--- Begin Given information ---
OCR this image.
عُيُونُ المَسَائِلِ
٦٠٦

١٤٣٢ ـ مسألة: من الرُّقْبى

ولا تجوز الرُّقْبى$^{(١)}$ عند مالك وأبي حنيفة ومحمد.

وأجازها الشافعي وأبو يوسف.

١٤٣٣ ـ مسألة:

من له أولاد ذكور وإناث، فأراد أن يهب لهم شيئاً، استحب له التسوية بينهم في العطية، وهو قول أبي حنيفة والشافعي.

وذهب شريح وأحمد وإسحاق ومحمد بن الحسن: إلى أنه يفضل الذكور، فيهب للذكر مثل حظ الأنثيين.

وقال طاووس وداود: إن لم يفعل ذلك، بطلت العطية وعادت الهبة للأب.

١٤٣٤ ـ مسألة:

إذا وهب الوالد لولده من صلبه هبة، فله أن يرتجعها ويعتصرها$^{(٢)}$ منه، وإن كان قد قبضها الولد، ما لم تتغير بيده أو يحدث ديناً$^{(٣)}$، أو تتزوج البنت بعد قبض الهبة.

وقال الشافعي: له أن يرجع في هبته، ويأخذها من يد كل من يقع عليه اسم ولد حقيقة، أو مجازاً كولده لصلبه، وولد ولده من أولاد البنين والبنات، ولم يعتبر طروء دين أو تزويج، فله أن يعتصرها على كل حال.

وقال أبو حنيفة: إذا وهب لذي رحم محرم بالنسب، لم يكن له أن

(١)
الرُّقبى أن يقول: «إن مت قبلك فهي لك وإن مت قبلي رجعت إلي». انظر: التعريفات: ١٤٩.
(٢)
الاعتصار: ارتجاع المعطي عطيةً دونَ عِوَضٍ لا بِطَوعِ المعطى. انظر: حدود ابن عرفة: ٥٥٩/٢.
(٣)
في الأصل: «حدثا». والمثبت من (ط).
--- End Given information ---
• Task instructions:
Repeat all entries. Match them exactly.

• Full answer:
OCR this image.
عُيُونُ المَسَائِلِ
٦٠٦

١٤٣٢ ـ مسألة: من الرُّقْبى

ولا تجوز الرُّقْبى$^{(١)}$ عند مالك وأبي حنيفة ومحمد.

وأجازها الشافعي وأبو يوسف.

١٤٣٣ ـ مسألة:

من له أولاد ذكور وإناث، فأراد أن يهب لهم شيئاً، استحب له التسوية بينهم في العطية، وهو قول أبي حنيفة والشافعي.

وذهب شريح وأحمد وإسحاق ومحمد بن الحسن: إلى أنه يفضل الذكور، فيهب للذكر مثل حظ الأنثيين.

وقال طاووس وداود: إن لم يفعل ذلك، بطلت العطية وعادت الهبة للأب.

١٤٣٤ ـ مسألة:

إذا وهب الوالد لولده من صلبه هبة، فله أن يرتجعها ويعتصرها$^{(٢)}$ منه، وإن كان قد قبضها الولد، ما لم تتغير بيده أو يحدث ديناً$^{(٣)}$، أو تتزوج البنت بعد قبض الهبة.

وقال الشافعي: له أن يرجع في هبته، ويأخذها من يد كل من يقع عليه اسم ولد حقيقة، أو مجازاً كولده لصلبه، وولد ولده من أولاد البنين والبنات، ولم يعتبر طروء دين أو تزويج، فله أن يعتصرها على كل حال.

وقال أبو حنيفة: إذا وهب لذي رحم محرم بالنسب، لم يكن له أن

(١)
الرُّقبى أن يقول: «إن مت قبلك فهي لك وإن مت قبلي رجعت إلي». انظر: التعريفات: ١٤٩.
(٢)
الاعتصار: ارتجاع المعطي عطيةً دونَ عِوَضٍ لا بِطَوعِ المعطى. انظر: حدود ابن عرفة: ٥٥٩/٢.
(٣)
في الأصل: «حدثا». والمثبت من (ط).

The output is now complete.